## Work required
All entries must be extracted exactly, with nothing added or dropped.

## Provided data
----

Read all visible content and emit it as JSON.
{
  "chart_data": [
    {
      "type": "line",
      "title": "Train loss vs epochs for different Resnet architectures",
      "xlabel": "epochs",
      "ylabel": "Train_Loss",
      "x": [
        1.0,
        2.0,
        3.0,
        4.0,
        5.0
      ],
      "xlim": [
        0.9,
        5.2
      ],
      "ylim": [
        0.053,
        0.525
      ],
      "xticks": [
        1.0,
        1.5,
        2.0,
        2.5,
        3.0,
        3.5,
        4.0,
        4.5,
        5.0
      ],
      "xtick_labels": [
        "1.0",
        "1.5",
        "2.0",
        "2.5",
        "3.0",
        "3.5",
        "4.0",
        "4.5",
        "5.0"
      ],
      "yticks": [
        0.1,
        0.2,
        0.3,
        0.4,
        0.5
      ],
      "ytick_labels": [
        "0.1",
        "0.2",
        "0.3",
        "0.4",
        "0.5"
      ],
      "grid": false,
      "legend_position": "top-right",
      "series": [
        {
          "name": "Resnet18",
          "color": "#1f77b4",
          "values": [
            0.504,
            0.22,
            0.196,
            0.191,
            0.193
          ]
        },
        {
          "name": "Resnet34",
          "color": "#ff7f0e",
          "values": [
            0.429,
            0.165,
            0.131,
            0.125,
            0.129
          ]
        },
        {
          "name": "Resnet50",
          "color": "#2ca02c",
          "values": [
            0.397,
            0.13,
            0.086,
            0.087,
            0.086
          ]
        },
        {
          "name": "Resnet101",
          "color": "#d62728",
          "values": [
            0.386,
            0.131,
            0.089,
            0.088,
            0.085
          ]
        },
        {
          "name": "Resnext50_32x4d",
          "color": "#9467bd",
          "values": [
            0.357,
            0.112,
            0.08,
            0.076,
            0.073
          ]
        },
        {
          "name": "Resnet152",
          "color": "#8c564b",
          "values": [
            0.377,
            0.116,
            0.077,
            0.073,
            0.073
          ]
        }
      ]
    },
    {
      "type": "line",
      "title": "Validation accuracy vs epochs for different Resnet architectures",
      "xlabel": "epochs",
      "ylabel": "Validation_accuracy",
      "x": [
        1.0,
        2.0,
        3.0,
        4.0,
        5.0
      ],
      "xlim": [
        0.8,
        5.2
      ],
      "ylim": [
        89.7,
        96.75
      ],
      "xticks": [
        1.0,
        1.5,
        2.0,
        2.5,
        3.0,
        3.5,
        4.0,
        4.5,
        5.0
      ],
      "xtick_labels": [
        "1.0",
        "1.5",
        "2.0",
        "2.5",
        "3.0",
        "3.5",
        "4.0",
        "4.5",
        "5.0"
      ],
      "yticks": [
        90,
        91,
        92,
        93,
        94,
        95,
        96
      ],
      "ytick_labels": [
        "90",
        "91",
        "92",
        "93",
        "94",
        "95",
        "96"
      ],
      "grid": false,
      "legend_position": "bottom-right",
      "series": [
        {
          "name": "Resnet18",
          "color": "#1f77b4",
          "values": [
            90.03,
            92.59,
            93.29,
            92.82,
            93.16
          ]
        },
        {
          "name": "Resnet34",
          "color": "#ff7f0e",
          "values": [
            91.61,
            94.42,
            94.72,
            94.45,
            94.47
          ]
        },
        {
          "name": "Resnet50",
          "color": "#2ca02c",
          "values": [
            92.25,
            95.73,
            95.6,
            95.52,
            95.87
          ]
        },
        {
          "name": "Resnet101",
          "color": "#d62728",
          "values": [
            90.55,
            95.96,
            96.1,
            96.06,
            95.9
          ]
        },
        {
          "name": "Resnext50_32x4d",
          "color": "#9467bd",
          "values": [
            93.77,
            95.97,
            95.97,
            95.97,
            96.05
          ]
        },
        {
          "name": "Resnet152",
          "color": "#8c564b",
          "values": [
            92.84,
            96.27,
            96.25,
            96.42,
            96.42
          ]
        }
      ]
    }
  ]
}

----

## Written solution
Read all visible content and emit it as JSON.
{
  "chart_data": [
    {
      "type": "line",
      "title": "Train loss vs epochs for different Resnet architectures",
      "xlabel": "epochs",
      "ylabel": "Train_Loss",
      "x": [
        1.0,
        2.0,
        3.0,
        4.0,
        5.0
      ],
      "xlim": [
        0.9,
        5.2
      ],
      "ylim": [
        0.053,
        0.525
      ],
      "xticks": [
        1.0,
        1.5,
        2.0,
        2.5,
        3.0,
        3.5,
        4.0,
        4.5,
        5.0
      ],
      "xtick_labels": [
        "1.0",
        "1.5",
        "2.0",
        "2.5",
        "3.0",
        "3.5",
        "4.0",
        "4.5",
        "5.0"
      ],
      "yticks": [
        0.1,
        0.2,
        0.3,
        0.4,
        0.5
      ],
      "ytick_labels": [
        "0.1",
        "0.2",
        "0.3",
        "0.4",
        "0.5"
      ],
      "grid": false,
      "legend_position": "top-right",
      "series": [
        {
          "name": "Resnet18",
          "color": "#1f77b4",
          "values": [
            0.504,
            0.22,
            0.196,
            0.191,
            0.193
          ]
        },
        {
          "name": "Resnet34",
          "color": "#ff7f0e",
          "values": [
            0.429,
            0.165,
            0.131,
            0.125,
            0.129
          ]
        },
        {
          "name": "Resnet50",
          "color": "#2ca02c",
          "values": [
            0.397,
            0.13,
            0.086,
            0.087,
            0.086
          ]
        },
        {
          "name": "Resnet101",
          "color": "#d62728",
          "values": [
            0.386,
            0.131,
            0.089,
            0.088,
            0.085
          ]
        },
        {
          "name": "Resnext50_32x4d",
          "color": "#9467bd",
          "values": [
            0.357,
            0.112,
            0.08,
            0.076,
            0.073
          ]
        },
        {
          "name": "Resnet152",
          "color": "#8c564b",
          "values": [
            0.377,
            0.116,
            0.077,
            0.073,
            0.073
          ]
        }
      ]
    },
    {
      "type": "line",
      "title": "Validation accuracy vs epochs for different Resnet architectures",
      "xlabel": "epochs",
      "ylabel": "Validation_accuracy",
      "x": [
        1.0,
        2.0,
        3.0,
        4.0,
        5.0
      ],
      "xlim": [
        0.8,
        5.2
      ],
      "ylim": [
        89.7,
        96.75
      ],
      "xticks": [
        1.0,
        1.5,
        2.0,
        2.5,
        3.0,
        3.5,
        4.0,
        4.5,
        5.0
      ],
      "xtick_labels": [
        "1.0",
        "1.5",
        "2.0",
        "2.5",
        "3.0",
        "3.5",
        "4.0",
        "4.5",
        "5.0"
      ],
      "yticks": [
        90,
        91,
        92,
        93,
        94,
        95,
        96
      ],
      "ytick_labels": [
        "90",
        "91",
        "92",
        "93",
        "94",
        "95",
        "96"
      ],
      "grid": false,
      "legend_position": "bottom-right",
      "series": [
        {
          "name": "Resnet18",
          "color": "#1f77b4",
          "values": [
            90.03,
            92.59,
            93.29,
            92.82,
            93.16
          ]
        },
        {
          "name": "Resnet34",
          "color": "#ff7f0e",
          "values": [
            91.61,
            94.42,
            94.72,
            94.45,
            94.47
          ]
        },
        {
          "name": "Resnet50",
          "color": "#2ca02c",
          "values": [
            92.25,
            95.73,
            95.6,
            95.52,
            95.87
          ]
        },
        {
          "name": "Resnet101",
          "color": "#d62728",
          "values": [
            90.55,
            95.96,
            96.1,
            96.06,
            95.9
          ]
        },
        {
          "name": "Resnext50_32x4d",
          "color": "#9467bd",
          "values": [
            93.77,
            95.97,
            95.97,
            95.97,
            96.05
          ]
        },
        {
          "name": "Resnet152",
          "color": "#8c564b",
          "values": [
            92.84,
            96.27,
            96.25,
            96.42,
            96.42
          ]
        }
      ]
    }
  ]
}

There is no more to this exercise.